DIRECTIVE: Copy every line of the following data that includes the string "resolve".

LISTED RECORDS:
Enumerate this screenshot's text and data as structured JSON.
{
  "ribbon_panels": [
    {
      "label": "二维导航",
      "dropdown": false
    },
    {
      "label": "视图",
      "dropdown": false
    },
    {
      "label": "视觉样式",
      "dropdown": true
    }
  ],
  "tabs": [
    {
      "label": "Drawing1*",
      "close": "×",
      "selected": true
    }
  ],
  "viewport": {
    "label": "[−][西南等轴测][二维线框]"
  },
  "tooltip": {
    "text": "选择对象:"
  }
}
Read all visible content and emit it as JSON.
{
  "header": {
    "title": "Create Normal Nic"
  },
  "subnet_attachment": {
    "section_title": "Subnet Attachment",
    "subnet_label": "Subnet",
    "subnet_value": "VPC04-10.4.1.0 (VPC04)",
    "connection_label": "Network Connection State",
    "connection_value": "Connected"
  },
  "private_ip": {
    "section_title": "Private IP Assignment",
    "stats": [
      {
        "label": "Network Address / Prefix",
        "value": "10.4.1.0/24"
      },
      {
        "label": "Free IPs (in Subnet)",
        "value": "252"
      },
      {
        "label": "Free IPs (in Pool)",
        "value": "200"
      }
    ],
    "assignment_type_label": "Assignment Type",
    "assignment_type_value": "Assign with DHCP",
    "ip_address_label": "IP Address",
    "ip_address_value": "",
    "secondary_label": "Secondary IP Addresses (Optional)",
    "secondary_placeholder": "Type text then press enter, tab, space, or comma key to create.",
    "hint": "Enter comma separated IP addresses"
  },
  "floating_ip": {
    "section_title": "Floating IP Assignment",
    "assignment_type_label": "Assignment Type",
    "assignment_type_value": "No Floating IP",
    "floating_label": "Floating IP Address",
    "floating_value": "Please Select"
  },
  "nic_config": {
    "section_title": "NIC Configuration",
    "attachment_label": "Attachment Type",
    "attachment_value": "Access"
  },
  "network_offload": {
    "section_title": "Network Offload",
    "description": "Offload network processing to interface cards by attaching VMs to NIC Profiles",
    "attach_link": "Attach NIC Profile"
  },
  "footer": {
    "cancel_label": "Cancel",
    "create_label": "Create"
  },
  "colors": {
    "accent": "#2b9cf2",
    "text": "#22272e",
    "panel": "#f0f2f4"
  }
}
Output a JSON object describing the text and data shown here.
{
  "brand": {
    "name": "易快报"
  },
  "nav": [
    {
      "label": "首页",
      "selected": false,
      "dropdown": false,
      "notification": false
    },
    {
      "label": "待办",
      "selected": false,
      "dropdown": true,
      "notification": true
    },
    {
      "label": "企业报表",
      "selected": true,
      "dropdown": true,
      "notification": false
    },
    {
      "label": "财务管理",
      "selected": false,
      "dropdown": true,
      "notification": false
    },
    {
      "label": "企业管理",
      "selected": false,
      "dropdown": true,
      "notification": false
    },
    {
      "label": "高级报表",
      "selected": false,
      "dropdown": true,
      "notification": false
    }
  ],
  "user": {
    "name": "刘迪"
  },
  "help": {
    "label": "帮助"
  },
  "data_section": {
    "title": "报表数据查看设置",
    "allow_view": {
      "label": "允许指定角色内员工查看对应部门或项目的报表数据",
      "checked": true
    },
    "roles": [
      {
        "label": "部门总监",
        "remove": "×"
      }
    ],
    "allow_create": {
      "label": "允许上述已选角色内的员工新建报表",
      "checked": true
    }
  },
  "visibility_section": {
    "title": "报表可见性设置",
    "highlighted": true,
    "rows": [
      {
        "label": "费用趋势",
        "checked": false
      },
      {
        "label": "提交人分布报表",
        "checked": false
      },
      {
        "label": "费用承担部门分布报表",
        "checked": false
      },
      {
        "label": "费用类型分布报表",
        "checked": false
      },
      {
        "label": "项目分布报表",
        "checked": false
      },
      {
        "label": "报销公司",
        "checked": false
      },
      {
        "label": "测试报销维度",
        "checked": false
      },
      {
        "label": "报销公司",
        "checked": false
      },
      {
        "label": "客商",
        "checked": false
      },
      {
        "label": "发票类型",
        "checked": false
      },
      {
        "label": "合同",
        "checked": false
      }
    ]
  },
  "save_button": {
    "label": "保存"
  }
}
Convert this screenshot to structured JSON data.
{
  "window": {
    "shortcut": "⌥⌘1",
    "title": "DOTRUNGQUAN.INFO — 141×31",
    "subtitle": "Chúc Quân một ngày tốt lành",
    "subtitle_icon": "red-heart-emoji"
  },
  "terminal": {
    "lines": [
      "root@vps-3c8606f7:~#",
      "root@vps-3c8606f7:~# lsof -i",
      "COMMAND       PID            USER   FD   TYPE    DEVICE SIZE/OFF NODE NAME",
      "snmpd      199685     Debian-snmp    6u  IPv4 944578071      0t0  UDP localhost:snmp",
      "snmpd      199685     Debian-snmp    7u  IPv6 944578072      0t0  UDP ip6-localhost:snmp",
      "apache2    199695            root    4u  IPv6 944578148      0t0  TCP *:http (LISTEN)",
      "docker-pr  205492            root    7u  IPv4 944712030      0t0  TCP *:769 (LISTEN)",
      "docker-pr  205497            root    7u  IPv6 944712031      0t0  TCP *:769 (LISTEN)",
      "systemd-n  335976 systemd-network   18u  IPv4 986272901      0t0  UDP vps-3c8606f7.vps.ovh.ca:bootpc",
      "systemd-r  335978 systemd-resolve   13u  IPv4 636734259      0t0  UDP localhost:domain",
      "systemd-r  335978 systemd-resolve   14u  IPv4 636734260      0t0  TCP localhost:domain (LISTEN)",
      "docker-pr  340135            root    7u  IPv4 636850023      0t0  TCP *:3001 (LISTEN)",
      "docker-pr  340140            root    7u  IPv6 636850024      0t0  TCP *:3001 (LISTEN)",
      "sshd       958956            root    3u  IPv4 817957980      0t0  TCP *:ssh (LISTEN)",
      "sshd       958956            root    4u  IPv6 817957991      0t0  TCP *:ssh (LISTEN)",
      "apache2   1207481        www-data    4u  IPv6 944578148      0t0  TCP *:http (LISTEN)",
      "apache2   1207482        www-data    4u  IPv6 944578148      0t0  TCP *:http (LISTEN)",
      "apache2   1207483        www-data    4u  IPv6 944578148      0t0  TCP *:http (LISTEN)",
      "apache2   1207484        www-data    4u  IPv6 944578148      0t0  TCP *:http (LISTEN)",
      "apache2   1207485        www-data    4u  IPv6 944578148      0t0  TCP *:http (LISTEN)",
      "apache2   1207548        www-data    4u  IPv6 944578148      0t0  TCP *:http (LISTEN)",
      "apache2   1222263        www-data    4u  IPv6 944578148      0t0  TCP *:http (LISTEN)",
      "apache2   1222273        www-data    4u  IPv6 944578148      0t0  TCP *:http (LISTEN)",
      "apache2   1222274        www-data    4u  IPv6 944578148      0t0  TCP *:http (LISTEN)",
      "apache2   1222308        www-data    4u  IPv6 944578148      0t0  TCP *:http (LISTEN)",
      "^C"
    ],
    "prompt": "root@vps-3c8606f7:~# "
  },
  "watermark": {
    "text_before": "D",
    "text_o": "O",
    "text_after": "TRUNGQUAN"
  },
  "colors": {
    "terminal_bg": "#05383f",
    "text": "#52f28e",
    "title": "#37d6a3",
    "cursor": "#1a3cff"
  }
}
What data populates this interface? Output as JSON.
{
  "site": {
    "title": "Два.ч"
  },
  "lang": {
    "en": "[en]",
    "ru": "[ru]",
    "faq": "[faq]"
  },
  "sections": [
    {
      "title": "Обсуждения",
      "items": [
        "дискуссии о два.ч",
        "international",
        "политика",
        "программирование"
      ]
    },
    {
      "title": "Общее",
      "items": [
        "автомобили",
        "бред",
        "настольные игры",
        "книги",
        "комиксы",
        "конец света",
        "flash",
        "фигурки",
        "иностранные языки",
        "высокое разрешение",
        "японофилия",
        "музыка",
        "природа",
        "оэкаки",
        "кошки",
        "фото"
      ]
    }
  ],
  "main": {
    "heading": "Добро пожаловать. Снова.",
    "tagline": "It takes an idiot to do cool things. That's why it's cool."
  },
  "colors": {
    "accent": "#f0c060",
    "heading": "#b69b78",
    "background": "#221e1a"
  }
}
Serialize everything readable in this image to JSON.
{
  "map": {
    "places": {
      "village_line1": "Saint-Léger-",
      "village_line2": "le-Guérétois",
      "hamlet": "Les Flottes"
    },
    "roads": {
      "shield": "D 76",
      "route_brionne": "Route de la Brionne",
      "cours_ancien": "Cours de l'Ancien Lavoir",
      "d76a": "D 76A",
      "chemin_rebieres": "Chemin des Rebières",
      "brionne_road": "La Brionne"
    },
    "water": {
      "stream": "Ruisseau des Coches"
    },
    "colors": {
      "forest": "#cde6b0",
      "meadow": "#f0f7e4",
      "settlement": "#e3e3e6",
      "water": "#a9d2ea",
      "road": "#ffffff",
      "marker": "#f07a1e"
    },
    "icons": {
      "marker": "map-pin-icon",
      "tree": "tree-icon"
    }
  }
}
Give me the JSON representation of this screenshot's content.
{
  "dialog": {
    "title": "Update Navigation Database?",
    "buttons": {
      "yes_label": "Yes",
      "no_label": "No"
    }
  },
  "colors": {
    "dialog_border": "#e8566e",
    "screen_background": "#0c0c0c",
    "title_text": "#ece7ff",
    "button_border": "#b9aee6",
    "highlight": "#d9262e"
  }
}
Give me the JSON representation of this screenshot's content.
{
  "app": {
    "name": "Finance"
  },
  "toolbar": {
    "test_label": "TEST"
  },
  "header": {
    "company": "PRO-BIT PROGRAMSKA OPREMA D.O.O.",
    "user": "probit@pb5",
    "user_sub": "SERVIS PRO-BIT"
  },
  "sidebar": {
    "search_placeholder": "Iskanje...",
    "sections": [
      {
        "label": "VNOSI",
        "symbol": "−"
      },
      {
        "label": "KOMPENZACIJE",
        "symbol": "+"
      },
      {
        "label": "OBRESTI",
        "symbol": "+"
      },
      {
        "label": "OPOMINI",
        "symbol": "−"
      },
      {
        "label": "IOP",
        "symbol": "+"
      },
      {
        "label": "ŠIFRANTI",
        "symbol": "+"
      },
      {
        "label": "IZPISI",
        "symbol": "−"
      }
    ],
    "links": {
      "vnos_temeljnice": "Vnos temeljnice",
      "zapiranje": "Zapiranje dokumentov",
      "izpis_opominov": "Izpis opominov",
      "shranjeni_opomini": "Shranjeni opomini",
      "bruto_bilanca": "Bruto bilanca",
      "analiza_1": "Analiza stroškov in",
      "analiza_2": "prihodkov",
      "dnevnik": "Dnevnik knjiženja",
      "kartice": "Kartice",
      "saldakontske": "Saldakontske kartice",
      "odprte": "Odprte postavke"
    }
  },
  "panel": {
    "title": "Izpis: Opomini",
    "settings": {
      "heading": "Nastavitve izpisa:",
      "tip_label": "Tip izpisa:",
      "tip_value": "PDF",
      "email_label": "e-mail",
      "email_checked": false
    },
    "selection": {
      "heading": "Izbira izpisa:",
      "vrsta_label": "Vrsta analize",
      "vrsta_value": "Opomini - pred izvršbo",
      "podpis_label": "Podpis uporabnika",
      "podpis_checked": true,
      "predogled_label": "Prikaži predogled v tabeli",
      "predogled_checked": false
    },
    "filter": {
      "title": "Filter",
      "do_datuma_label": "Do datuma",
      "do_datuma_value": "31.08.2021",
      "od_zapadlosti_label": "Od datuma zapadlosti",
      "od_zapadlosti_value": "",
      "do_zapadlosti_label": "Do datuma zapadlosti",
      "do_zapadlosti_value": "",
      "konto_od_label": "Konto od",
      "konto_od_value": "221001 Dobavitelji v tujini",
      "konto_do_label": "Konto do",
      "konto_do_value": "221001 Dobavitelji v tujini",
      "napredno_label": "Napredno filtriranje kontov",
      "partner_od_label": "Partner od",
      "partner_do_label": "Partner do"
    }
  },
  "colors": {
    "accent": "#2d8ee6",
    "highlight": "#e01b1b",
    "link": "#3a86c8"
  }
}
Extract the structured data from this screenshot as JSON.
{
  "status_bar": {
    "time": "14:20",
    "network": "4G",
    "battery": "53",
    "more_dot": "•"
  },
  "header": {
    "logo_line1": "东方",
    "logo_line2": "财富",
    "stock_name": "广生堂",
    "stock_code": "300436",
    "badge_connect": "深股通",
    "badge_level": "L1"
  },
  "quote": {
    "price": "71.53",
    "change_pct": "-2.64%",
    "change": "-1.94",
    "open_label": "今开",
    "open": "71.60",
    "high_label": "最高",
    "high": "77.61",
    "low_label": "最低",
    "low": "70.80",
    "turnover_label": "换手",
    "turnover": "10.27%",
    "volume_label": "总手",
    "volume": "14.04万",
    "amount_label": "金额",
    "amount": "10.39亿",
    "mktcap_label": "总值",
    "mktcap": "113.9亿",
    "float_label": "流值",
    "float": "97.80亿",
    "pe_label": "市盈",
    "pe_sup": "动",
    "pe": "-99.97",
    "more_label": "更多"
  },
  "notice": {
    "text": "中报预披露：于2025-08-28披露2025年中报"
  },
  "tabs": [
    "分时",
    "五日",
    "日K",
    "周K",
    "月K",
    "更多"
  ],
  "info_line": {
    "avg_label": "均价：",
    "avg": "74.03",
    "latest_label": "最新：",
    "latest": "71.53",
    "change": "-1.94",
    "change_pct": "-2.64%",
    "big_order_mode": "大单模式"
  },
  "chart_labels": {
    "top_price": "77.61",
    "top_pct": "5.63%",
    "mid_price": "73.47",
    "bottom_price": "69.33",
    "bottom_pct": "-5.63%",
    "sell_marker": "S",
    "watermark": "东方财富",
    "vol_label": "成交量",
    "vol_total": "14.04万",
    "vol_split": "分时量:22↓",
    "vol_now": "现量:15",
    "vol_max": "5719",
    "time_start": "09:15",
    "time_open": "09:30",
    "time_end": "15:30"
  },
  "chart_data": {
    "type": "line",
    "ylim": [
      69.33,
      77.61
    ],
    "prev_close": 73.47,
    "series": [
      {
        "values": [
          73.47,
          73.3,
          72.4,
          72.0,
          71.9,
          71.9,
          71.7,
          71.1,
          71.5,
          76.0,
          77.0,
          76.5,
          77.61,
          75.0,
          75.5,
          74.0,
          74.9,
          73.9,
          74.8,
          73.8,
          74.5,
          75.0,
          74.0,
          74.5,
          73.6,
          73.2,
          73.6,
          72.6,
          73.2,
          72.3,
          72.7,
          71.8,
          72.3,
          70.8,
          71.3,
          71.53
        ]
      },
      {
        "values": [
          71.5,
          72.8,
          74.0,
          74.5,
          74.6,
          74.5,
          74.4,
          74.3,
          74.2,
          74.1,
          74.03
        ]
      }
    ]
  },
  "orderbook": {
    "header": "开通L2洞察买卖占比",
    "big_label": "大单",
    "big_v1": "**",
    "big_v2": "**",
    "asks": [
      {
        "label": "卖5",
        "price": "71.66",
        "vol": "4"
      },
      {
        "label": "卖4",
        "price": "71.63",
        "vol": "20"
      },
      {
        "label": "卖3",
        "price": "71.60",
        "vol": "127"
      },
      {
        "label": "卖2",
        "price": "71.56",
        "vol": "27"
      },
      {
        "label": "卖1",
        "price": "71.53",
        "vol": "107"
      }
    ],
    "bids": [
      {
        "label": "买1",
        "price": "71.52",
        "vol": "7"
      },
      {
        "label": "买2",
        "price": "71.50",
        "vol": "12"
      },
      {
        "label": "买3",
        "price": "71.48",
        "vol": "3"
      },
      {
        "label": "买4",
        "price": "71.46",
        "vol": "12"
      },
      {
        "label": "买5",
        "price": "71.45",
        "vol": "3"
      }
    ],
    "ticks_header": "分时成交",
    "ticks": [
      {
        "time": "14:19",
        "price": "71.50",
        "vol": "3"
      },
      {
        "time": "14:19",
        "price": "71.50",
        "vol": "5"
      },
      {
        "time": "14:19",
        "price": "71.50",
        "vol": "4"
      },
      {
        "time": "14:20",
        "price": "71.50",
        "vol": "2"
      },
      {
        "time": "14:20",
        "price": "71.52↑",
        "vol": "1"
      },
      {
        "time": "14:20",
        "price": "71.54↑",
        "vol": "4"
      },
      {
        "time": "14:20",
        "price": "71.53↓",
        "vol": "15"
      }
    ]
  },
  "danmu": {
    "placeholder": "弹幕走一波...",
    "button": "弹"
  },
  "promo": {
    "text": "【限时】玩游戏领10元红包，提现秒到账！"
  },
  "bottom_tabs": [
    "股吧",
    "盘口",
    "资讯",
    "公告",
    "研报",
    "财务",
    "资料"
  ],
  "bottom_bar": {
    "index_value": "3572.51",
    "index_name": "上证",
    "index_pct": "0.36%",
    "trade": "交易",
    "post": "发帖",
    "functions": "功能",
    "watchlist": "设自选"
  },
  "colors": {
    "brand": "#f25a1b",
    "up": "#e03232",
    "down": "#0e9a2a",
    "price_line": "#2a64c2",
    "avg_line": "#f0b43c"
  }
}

CORRECT ANSWER:
      "systemd-r  335978 systemd-resolve   13u  IPv4 636734259      0t0  UDP localhost:domain",
      "systemd-r  335978 systemd-resolve   14u  IPv4 636734260      0t0  TCP localhost:domain (LISTEN)",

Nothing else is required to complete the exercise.